### PROBLEM
Below are the records; locate each line with the word "base" and copy it.
##### MATERIAL TO PROCESS #####
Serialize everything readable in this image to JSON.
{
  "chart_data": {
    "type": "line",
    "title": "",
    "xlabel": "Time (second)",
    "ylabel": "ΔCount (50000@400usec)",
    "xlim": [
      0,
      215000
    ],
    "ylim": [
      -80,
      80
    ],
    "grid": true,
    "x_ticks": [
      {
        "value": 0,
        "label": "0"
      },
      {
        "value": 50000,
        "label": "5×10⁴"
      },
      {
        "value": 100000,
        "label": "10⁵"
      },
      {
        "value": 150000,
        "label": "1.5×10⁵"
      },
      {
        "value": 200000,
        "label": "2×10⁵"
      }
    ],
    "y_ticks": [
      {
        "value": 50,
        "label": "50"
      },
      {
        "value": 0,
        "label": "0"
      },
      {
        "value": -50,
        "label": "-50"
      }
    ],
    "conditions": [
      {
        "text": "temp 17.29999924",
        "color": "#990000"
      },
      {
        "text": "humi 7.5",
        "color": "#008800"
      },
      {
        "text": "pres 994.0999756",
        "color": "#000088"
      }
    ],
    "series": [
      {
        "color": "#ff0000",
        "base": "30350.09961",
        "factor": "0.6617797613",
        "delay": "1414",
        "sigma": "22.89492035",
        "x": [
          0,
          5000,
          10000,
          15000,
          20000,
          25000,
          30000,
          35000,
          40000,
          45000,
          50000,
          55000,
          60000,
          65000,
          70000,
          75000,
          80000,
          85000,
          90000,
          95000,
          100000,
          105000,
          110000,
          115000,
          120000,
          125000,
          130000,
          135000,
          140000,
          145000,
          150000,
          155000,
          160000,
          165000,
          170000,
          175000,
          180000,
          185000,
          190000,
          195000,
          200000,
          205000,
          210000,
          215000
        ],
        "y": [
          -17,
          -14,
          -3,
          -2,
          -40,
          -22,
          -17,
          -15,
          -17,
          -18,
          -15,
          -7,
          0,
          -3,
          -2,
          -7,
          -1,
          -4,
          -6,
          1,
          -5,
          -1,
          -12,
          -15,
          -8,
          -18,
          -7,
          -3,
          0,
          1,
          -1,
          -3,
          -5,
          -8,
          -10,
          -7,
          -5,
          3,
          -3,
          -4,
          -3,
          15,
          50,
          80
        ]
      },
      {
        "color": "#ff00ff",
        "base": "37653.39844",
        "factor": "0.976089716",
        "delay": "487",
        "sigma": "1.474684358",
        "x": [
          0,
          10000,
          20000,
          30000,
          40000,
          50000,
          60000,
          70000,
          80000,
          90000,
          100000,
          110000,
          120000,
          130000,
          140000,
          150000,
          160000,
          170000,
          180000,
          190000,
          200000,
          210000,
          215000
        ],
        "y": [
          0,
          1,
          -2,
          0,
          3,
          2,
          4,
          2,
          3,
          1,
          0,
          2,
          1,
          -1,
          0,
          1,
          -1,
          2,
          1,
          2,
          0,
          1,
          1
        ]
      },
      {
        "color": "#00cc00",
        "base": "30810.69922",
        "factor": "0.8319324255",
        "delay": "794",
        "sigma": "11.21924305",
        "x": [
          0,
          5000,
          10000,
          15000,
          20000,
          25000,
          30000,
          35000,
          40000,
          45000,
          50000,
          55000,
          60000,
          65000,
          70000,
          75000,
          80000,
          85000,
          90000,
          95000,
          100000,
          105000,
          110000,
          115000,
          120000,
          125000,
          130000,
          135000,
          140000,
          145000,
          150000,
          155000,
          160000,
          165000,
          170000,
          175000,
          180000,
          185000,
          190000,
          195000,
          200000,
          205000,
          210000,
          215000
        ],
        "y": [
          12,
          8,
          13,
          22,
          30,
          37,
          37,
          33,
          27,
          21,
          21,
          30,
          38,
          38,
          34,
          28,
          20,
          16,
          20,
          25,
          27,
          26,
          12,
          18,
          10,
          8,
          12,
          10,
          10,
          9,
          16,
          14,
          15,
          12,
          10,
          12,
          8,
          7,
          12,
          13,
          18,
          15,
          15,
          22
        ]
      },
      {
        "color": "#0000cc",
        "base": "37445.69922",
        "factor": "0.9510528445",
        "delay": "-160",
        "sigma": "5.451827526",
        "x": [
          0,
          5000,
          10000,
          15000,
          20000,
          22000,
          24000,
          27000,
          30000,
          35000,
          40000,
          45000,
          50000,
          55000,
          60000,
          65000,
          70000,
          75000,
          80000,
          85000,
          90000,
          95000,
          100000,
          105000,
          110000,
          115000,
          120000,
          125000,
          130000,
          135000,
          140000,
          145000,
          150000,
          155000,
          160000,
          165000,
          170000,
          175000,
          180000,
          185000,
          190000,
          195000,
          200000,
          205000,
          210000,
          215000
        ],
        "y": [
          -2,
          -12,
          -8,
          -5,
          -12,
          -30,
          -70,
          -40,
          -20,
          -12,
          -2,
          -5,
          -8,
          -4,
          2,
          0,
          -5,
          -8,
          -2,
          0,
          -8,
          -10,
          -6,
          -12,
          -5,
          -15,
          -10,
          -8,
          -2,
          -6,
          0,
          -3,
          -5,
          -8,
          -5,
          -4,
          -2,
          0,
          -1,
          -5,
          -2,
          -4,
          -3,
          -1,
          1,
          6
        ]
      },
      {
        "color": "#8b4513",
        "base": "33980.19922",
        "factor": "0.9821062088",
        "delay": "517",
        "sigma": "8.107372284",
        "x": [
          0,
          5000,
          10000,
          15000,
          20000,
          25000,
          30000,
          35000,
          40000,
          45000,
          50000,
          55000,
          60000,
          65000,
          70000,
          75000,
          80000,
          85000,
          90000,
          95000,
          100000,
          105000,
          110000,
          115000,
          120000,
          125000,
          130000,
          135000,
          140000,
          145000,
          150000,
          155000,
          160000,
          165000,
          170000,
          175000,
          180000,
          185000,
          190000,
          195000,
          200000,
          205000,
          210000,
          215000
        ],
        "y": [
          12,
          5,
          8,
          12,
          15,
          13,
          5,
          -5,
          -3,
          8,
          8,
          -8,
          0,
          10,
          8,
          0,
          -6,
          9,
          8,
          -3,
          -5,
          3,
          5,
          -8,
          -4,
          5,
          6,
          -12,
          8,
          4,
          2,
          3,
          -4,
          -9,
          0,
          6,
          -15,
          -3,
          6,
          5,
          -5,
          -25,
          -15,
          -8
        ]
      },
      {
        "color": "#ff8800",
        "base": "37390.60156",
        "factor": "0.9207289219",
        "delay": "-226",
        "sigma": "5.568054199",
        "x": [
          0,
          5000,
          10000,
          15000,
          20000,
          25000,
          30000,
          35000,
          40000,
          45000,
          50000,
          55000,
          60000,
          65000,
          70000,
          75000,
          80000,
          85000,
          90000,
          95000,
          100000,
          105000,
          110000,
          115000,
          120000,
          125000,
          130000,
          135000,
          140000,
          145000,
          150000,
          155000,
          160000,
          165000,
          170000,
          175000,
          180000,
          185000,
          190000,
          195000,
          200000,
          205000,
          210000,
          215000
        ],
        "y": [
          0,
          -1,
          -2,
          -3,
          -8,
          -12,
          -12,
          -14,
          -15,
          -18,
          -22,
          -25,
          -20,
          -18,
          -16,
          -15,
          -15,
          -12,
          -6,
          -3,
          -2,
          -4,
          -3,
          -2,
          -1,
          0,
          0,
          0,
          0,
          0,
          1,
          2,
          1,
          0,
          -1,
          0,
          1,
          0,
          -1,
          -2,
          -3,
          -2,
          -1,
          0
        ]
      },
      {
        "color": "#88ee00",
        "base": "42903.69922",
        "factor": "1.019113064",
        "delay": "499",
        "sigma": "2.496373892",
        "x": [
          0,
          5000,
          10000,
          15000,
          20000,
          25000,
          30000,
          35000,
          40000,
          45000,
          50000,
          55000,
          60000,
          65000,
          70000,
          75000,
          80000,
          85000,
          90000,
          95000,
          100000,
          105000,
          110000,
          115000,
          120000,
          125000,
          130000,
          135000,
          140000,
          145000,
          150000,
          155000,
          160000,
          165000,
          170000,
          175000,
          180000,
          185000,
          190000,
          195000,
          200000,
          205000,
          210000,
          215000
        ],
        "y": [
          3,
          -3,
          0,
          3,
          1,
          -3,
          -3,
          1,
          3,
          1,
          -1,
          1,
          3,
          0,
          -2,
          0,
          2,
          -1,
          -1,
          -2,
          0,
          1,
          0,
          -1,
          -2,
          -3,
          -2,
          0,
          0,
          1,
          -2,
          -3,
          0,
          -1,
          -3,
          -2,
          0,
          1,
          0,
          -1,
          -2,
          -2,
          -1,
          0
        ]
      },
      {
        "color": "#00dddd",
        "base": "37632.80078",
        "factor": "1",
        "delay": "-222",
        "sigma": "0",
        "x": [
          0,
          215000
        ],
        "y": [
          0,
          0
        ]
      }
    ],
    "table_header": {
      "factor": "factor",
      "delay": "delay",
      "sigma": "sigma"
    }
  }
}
#####
### SOLUTION TO THE EXERCISE
        "base": "30350.09961",
        "base": "37653.39844",
        "base": "30810.69922",
        "base": "37445.69922",
        "base": "33980.19922",
        "base": "37390.60156",
        "base": "42903.69922",
        "base": "37632.80078",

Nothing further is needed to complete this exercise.